[Dataset items]
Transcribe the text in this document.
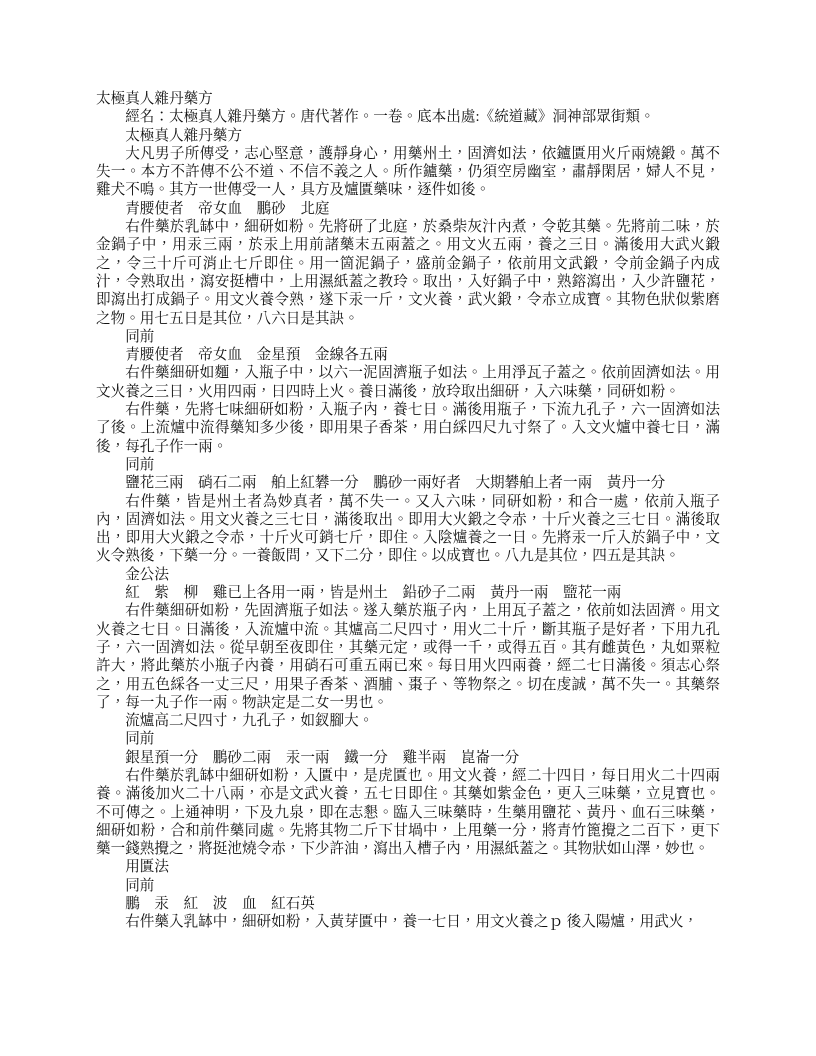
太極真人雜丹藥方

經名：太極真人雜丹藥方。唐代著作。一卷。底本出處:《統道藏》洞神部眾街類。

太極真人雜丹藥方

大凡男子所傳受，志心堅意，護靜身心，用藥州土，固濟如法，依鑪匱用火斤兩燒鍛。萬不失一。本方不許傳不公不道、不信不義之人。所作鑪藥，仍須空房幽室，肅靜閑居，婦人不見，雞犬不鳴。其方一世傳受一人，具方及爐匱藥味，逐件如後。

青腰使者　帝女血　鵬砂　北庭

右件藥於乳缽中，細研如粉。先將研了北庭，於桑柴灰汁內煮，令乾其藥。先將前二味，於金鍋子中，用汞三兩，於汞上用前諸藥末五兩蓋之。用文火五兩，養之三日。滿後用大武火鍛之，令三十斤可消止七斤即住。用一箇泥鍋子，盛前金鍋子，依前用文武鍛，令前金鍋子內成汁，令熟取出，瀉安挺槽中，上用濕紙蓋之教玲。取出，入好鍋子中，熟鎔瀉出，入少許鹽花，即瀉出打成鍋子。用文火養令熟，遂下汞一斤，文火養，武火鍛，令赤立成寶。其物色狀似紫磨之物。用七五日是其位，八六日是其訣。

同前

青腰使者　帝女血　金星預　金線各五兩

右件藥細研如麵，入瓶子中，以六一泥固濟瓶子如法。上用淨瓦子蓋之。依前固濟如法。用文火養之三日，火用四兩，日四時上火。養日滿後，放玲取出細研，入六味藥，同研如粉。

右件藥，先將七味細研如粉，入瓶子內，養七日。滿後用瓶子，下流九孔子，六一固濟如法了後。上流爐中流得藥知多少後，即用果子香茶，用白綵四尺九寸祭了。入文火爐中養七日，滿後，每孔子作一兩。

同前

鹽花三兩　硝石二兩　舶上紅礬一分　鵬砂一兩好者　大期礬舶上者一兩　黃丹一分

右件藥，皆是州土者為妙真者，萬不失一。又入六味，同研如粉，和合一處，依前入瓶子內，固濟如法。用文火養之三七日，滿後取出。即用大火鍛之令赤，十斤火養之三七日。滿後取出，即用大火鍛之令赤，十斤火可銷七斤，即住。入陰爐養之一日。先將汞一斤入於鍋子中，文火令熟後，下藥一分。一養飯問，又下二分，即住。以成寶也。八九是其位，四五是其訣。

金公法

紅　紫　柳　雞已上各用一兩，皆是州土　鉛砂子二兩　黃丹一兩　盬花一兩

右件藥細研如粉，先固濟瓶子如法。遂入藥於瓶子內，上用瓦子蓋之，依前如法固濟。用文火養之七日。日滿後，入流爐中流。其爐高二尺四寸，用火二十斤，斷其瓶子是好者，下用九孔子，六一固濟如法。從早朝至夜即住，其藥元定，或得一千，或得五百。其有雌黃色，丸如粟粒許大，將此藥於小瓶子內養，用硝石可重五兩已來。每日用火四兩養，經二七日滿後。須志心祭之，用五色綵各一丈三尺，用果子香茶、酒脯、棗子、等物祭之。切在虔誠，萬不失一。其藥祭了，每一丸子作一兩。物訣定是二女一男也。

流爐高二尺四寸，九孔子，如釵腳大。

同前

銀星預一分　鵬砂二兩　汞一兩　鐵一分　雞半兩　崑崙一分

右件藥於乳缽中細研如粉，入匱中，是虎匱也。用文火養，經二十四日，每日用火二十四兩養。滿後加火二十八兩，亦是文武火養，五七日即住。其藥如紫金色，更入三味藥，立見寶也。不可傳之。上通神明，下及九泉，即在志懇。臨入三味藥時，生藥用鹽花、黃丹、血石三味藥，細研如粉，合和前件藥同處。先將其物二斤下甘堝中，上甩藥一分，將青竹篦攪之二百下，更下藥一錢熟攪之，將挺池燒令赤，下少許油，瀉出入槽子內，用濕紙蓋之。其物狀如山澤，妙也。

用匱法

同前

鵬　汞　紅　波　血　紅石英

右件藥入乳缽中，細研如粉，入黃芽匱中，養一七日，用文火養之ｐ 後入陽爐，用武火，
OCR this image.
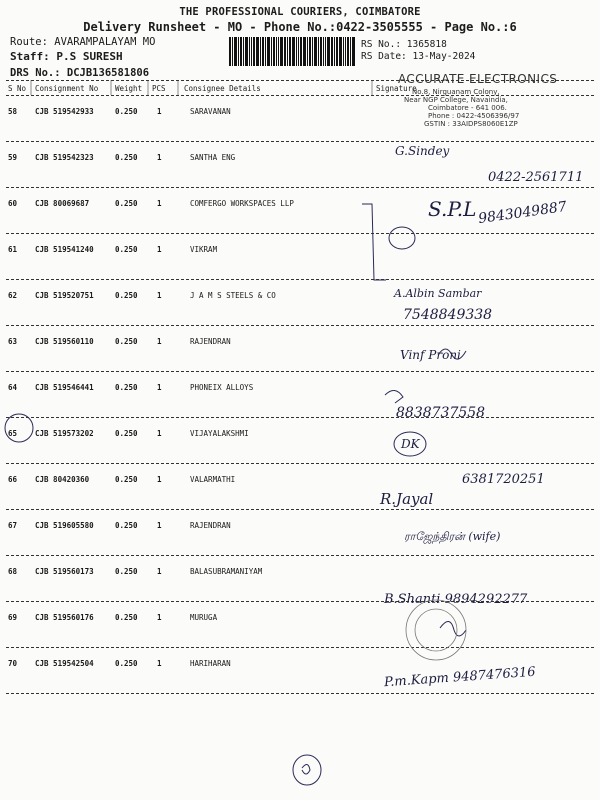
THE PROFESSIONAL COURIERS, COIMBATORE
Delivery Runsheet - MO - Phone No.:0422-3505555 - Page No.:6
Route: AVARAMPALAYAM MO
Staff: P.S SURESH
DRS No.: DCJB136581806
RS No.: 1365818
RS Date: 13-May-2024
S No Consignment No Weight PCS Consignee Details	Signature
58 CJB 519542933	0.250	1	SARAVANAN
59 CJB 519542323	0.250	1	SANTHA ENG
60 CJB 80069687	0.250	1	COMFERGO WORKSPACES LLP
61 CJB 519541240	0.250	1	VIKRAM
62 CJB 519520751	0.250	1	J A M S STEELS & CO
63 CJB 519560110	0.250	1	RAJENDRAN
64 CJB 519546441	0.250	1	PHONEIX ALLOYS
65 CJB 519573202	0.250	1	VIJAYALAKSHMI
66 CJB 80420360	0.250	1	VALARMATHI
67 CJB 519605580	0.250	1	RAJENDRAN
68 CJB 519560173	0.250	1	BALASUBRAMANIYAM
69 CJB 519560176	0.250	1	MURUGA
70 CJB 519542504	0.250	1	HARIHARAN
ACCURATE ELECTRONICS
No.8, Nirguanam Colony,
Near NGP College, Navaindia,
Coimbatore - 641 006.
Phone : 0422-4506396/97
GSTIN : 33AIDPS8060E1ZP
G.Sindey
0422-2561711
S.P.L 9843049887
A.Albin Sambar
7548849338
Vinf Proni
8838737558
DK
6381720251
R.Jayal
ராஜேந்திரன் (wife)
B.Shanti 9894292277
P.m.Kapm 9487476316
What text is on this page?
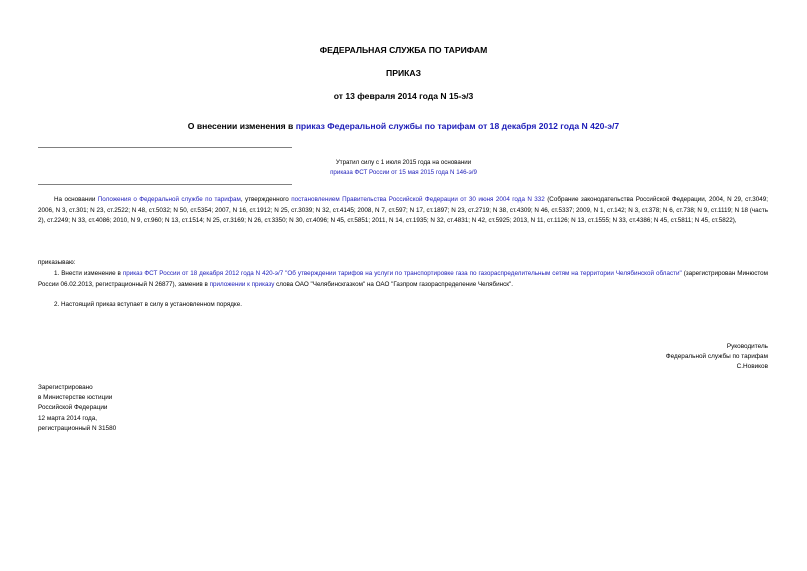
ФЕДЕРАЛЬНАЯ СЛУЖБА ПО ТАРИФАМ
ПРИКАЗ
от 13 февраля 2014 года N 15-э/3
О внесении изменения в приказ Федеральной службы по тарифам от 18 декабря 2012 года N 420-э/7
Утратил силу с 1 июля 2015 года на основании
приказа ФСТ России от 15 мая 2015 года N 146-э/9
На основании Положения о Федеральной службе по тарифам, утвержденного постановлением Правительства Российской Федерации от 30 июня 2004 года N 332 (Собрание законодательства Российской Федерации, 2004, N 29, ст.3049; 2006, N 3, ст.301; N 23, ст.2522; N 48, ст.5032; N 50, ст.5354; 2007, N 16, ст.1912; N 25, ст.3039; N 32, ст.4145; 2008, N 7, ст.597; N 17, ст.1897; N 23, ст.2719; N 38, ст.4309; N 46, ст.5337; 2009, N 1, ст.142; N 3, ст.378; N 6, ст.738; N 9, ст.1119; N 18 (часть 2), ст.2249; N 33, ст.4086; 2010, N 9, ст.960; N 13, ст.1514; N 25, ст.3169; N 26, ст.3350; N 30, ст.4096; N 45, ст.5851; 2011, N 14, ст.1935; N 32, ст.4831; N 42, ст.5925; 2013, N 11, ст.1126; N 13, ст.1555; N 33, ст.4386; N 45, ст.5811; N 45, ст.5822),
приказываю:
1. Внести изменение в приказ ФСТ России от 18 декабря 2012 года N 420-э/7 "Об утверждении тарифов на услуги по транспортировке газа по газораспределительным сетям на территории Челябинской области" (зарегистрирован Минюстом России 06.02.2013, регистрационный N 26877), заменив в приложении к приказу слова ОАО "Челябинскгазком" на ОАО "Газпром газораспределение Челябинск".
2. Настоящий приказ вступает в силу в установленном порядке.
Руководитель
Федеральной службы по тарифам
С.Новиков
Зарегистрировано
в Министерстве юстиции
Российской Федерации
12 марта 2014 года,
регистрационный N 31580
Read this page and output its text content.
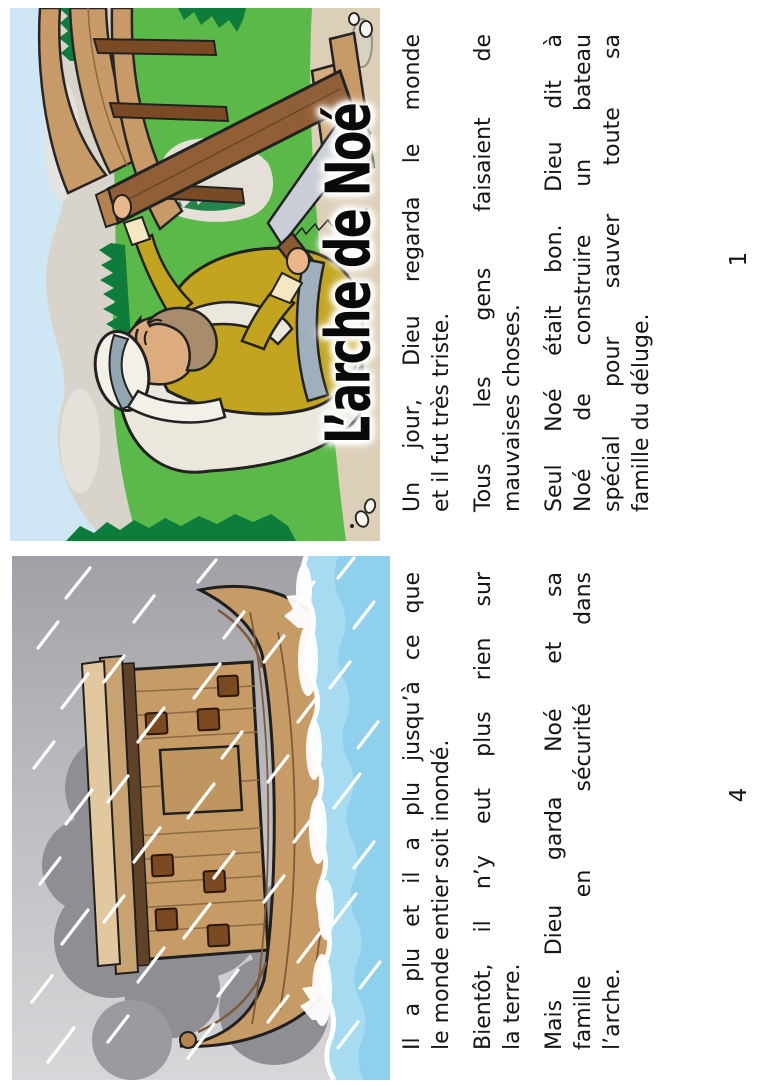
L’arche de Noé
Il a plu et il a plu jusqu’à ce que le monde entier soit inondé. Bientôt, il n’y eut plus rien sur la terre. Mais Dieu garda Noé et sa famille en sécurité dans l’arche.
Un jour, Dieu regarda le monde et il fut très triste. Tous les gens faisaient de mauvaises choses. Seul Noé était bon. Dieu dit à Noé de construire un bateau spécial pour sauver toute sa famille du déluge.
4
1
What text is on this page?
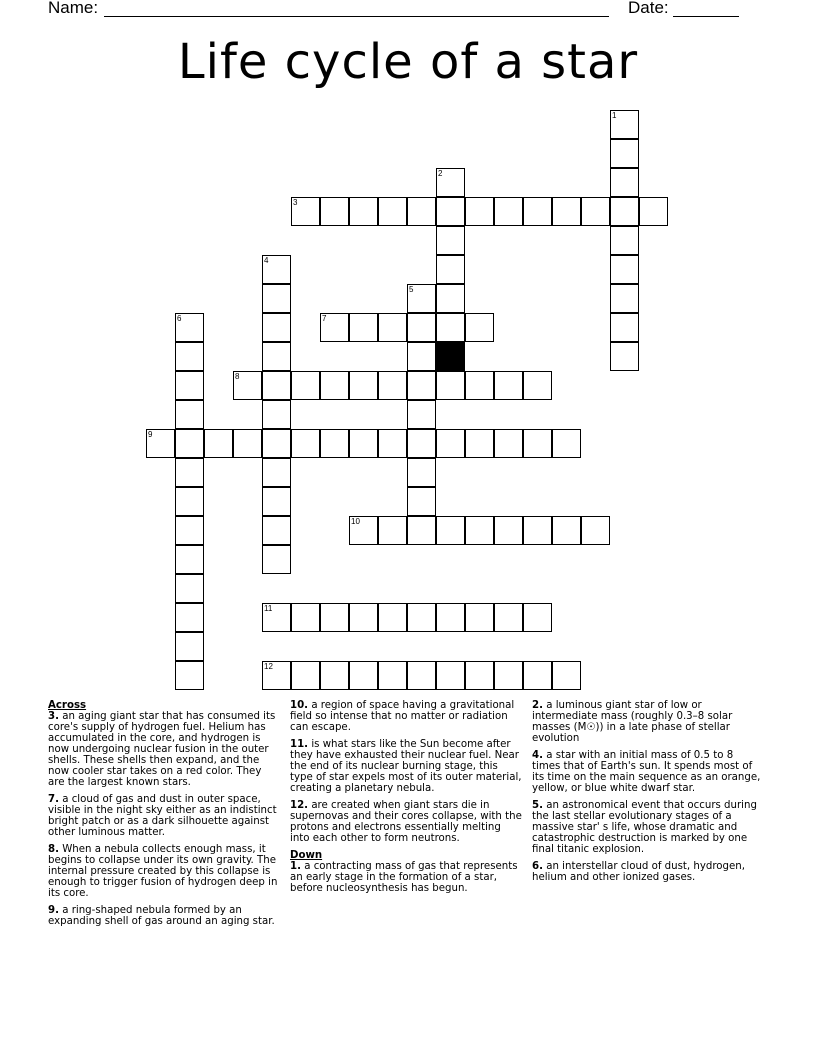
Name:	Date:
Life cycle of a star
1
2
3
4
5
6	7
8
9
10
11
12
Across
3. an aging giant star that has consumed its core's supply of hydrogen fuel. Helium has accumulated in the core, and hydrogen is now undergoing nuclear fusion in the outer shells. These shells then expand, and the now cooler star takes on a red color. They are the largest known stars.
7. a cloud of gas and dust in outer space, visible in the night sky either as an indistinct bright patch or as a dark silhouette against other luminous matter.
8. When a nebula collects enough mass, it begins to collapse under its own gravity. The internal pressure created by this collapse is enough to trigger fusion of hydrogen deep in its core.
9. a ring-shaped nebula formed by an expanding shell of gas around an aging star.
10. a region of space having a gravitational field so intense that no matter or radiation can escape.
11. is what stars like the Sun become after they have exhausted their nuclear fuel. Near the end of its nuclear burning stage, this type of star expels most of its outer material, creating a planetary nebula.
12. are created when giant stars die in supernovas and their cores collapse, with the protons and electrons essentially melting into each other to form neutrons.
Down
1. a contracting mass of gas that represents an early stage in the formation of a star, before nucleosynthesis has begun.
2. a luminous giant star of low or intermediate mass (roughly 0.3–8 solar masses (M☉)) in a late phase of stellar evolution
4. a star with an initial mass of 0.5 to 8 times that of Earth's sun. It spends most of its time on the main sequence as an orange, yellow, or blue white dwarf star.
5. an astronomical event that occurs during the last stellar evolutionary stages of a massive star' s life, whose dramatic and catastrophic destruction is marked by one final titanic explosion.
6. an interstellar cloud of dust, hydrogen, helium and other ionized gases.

**Required task:** Provide only the number of lines in the records containing the string "cloud".

**The result:** 2